***** Dataset content

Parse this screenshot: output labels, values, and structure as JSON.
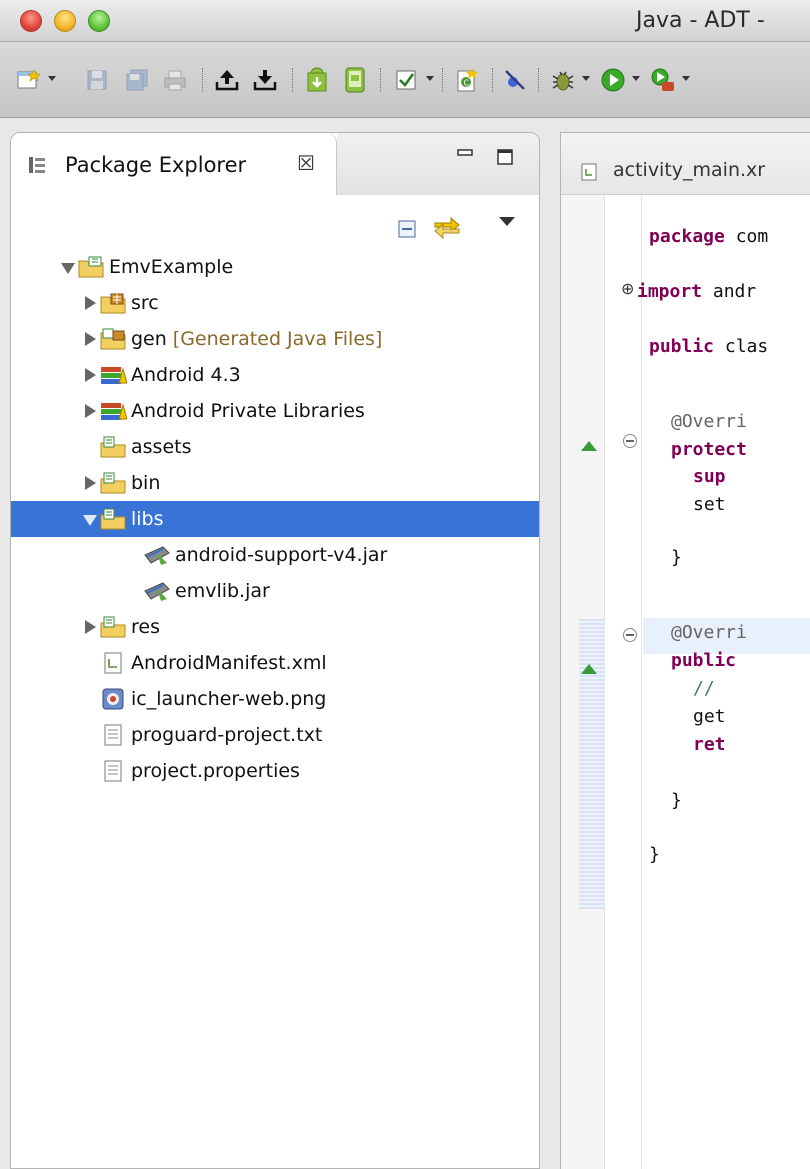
{
  "window": {
    "title": "Java - ADT -"
  },
  "toolbar": {
    "items": [
      "new-wizard",
      "save",
      "save-all",
      "print",
      "export",
      "import",
      "android-sdk-manager",
      "android-avd-manager",
      "task",
      "new-java-class",
      "skip-breakpoints",
      "debug",
      "run",
      "external-tools"
    ]
  },
  "package_explorer": {
    "title": "Package Explorer",
    "close_glyph": "☒",
    "tree": [
      {
        "label": "EmvExample",
        "depth": 0,
        "twisty": "open",
        "icon": "android-project-icon"
      },
      {
        "label": "src",
        "depth": 1,
        "twisty": "closed",
        "icon": "source-folder-icon"
      },
      {
        "label": "gen",
        "decoration": "[Generated Java Files]",
        "depth": 1,
        "twisty": "closed",
        "icon": "gen-folder-icon"
      },
      {
        "label": "Android 4.3",
        "depth": 1,
        "twisty": "closed",
        "icon": "library-icon"
      },
      {
        "label": "Android Private Libraries",
        "depth": 1,
        "twisty": "closed",
        "icon": "library-icon"
      },
      {
        "label": "assets",
        "depth": 1,
        "twisty": "none",
        "icon": "folder-icon"
      },
      {
        "label": "bin",
        "depth": 1,
        "twisty": "closed",
        "icon": "folder-icon"
      },
      {
        "label": "libs",
        "depth": 1,
        "twisty": "open",
        "icon": "folder-icon",
        "selected": true
      },
      {
        "label": "android-support-v4.jar",
        "depth": 2,
        "twisty": "none",
        "icon": "jar-icon"
      },
      {
        "label": "emvlib.jar",
        "depth": 2,
        "twisty": "none",
        "icon": "jar-icon"
      },
      {
        "label": "res",
        "depth": 1,
        "twisty": "closed",
        "icon": "folder-icon"
      },
      {
        "label": "AndroidManifest.xml",
        "depth": 1,
        "twisty": "none",
        "icon": "xml-file-icon"
      },
      {
        "label": "ic_launcher-web.png",
        "depth": 1,
        "twisty": "none",
        "icon": "image-file-icon"
      },
      {
        "label": "proguard-project.txt",
        "depth": 1,
        "twisty": "none",
        "icon": "text-file-icon"
      },
      {
        "label": "project.properties",
        "depth": 1,
        "twisty": "none",
        "icon": "text-file-icon"
      }
    ]
  },
  "editor": {
    "tab_label": "activity_main.xr",
    "lines": [
      {
        "kw": "package",
        "rest": " com"
      },
      {
        "kw": "import",
        "rest": " andr"
      },
      {
        "kw": "public",
        "rest": " clas"
      },
      {
        "anno": "@Overri"
      },
      {
        "kw": "protect",
        "rest": ""
      },
      {
        "kw": "sup",
        "rest": ""
      },
      {
        "rest": "set"
      },
      {
        "rest": "}"
      },
      {
        "anno": "@Overri"
      },
      {
        "kw": "public",
        "rest": ""
      },
      {
        "cmt": "//"
      },
      {
        "rest": "get"
      },
      {
        "kw": "ret",
        "rest": ""
      },
      {
        "rest": "}"
      },
      {
        "rest": "}"
      }
    ]
  }
}
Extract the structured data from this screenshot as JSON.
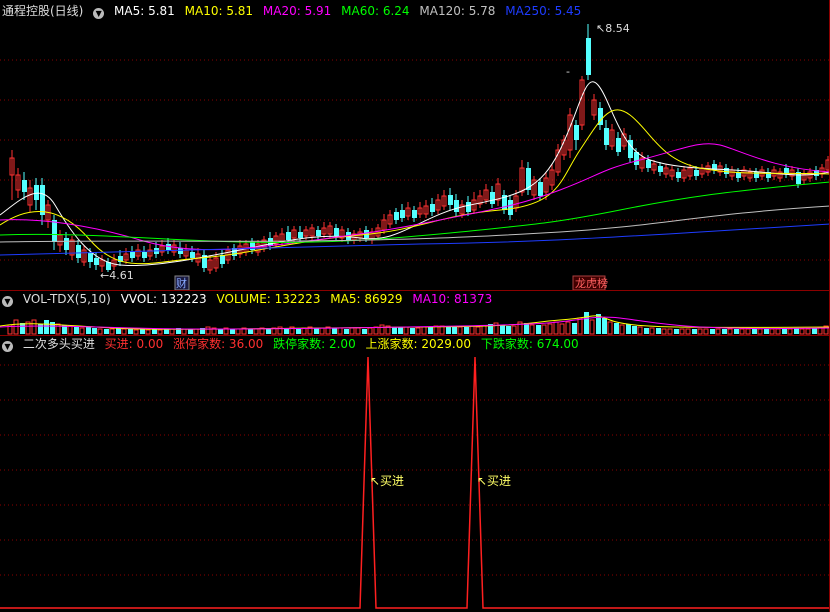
{
  "main": {
    "title": "通程控股(日线)",
    "ma": [
      {
        "label": "MA5: 5.81",
        "color": "#ffffff"
      },
      {
        "label": "MA10: 5.81",
        "color": "#ffff00"
      },
      {
        "label": "MA20: 5.91",
        "color": "#ff00ff"
      },
      {
        "label": "MA60: 6.24",
        "color": "#00ff00"
      },
      {
        "label": "MA120: 5.78",
        "color": "#c0c0c0"
      },
      {
        "label": "MA250: 5.45",
        "color": "#1e3cff"
      }
    ],
    "high_label": "8.54",
    "low_label": "4.61",
    "tag_cai": "财",
    "tag_longhu": "龙虎榜"
  },
  "vol": {
    "title": "VOL-TDX(5,10)",
    "items": [
      {
        "label": "VVOL: 132223",
        "color": "#ffffff"
      },
      {
        "label": "VOLUME: 132223",
        "color": "#ffff00"
      },
      {
        "label": "MA5: 86929",
        "color": "#ffff00"
      },
      {
        "label": "MA10: 81373",
        "color": "#ff00ff"
      }
    ]
  },
  "ind": {
    "title": "二次多头买进",
    "items": [
      {
        "label": "买进: 0.00",
        "color": "#ff3030"
      },
      {
        "label": "涨停家数: 36.00",
        "color": "#ff3030"
      },
      {
        "label": "跌停家数: 2.00",
        "color": "#00ff00"
      },
      {
        "label": "上涨家数: 2029.00",
        "color": "#ffff00"
      },
      {
        "label": "下跌家数: 674.00",
        "color": "#00ff00"
      }
    ],
    "signal_label": "买进"
  },
  "colors": {
    "up": "#ff3232",
    "down": "#54ffff",
    "grid": "#8b0000"
  }
}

**********

**What the task requires**:
Determine the number of lines in these entries that contain the word "screenshot", and write only that number.

**Finished answer**:
2